The corporation is organized exclusively for charitable, religious,
educational, and scientific purposes, including, for such purposes the making of
distributions to organizations that qualify as exempt organizations under
section 501(c)(3) of the Internal Revenue Code or any future tax code.
2.
The name of this organization shall be Stony Hill Players, Inc.
The date of incorporation is June 20, 1952.
The
mission of the Stony Hill Players shall be:
1.
To produce and present theatrical works.
2.
To foster an appreciation for the theatrical arts through active
participation in all phases of production.
3.
To promote an appreciation for theatrical excellence in our community.
1.
An Active Member is one who has been accepted into membership and who
agrees to the responsibilities of membership as set forth in the Bylaws.
Only Active Members have the right to vote and hold office.
2.
No Active Member shall receive any pecuniary gain, benefit or profit –
incidental or otherwise – from the activities, financial accounts and
resources of Stony Hill Players, except as honoraria for:
a.
Directing a Stony Hill Players production
b.
As reimbursement of actual, reasonable expenses associated with a Stony
Hill Players activity, when authorized by the Executive Board.
1.
The Officers of Stony Hill Players shall consist of President, First Vice
President, Second Vice President, Treasurer, Corresponding Secretary, and
Recording Secretary. These
Officers, and the immediate past President, shall constitute the Executive
Board. All Officers shall be
elected annually in April by a majority vote of all Active Members voting.
2.
An Officer shall not be held personally liable for monetary damages for
any action conducted on behalf of Stony Hill Players unless both of the
following conditions apply:
a.

- **DATA**

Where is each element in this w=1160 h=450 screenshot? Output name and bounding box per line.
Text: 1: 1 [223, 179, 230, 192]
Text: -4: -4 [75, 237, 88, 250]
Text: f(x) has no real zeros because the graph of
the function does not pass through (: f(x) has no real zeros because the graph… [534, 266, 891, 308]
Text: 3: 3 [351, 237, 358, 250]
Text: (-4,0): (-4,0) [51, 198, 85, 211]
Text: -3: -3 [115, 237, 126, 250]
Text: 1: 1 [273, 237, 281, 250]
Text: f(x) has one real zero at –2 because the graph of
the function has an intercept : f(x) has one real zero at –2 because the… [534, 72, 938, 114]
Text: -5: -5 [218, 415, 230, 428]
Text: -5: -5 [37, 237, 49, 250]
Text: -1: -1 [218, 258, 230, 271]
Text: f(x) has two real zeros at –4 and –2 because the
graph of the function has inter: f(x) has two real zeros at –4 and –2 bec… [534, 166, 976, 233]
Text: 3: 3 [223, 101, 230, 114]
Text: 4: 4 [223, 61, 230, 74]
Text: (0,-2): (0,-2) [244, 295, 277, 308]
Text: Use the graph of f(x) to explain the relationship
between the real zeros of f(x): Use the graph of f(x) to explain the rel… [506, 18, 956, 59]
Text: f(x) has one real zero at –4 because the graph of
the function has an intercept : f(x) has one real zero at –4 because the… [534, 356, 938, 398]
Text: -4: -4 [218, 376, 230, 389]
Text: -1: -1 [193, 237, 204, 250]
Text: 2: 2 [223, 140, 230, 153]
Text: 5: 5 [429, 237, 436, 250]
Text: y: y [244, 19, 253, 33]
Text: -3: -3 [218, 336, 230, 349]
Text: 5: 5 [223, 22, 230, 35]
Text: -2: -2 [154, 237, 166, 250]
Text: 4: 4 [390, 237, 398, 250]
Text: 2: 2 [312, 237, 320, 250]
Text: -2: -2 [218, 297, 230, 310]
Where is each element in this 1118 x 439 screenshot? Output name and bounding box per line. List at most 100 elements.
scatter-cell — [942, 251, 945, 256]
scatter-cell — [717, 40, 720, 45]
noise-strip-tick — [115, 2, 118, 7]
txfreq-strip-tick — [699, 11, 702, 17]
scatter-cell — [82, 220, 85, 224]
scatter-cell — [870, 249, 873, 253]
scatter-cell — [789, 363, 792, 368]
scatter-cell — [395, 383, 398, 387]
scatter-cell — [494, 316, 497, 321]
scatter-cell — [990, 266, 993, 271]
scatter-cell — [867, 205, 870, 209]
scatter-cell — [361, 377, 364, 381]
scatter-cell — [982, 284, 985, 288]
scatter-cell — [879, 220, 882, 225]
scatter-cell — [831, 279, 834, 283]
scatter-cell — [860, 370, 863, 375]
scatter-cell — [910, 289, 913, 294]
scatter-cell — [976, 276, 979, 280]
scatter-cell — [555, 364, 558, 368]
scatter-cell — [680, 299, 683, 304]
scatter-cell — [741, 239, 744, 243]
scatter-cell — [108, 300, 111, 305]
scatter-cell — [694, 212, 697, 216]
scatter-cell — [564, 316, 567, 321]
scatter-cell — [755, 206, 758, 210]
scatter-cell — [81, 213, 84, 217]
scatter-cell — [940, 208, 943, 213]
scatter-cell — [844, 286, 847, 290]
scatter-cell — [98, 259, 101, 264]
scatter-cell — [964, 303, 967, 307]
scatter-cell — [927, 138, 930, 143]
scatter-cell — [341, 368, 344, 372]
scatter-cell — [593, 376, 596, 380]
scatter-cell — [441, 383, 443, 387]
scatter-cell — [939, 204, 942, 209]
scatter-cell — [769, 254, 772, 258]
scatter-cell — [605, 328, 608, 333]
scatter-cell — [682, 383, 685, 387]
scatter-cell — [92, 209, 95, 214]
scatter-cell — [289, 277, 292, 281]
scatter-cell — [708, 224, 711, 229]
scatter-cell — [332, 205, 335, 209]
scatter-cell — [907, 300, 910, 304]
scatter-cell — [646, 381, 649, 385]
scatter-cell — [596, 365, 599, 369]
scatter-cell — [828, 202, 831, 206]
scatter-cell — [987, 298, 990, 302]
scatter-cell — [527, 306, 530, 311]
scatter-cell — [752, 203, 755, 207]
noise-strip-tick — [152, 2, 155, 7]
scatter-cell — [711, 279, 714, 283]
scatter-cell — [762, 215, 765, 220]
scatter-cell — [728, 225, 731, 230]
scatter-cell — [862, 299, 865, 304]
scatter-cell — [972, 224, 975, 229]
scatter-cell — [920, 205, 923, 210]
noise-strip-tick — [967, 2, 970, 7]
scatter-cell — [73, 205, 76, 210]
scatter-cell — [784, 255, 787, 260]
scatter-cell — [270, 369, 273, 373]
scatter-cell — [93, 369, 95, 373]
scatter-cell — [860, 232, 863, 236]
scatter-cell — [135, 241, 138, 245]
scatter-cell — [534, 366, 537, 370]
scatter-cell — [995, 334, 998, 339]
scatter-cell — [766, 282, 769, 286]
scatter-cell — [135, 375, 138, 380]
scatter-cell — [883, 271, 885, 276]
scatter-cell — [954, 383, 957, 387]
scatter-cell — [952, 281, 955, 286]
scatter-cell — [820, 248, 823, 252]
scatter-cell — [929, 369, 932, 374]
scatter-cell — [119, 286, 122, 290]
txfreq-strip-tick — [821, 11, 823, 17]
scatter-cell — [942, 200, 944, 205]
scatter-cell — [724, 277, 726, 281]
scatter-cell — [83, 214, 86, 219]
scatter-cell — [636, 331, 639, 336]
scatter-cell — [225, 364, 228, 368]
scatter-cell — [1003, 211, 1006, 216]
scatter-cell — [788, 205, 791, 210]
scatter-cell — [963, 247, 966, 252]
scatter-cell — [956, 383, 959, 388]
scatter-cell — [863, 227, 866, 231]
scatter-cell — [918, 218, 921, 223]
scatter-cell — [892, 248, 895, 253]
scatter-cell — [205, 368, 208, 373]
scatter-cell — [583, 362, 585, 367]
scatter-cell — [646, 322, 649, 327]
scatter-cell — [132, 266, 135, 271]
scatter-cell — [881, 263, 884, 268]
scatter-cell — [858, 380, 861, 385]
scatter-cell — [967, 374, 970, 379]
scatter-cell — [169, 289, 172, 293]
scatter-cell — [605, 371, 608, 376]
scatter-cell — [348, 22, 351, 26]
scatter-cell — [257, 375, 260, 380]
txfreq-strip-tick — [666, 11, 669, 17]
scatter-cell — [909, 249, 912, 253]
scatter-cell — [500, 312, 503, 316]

- **PROBLEM SET**
[A] According to the bylaws, on what date was Stony Hill Players incorporated?
[B] Please update the records from their first line through the line containing "Text: 1: 1 [273, 237, 281, 250]", changing "screenshot" to "image". Return only those lines.

- **RESPONSES TO THE TASKS**
[A] June 20, 1952.

[B]
Where is each element in this w=1160 h=450 image? Output name and bounding box per line.
Text: 1: 1 [223, 179, 230, 192]
Text: -4: -4 [75, 237, 88, 250]
Text: f(x) has no real zeros because the graph of
the function does not pass through (: f(x) has no real zeros because the graph… [534, 266, 891, 308]
Text: 3: 3 [351, 237, 358, 250]
Text: (-4,0): (-4,0) [51, 198, 85, 211]
Text: -3: -3 [115, 237, 126, 250]
Text: 1: 1 [273, 237, 281, 250]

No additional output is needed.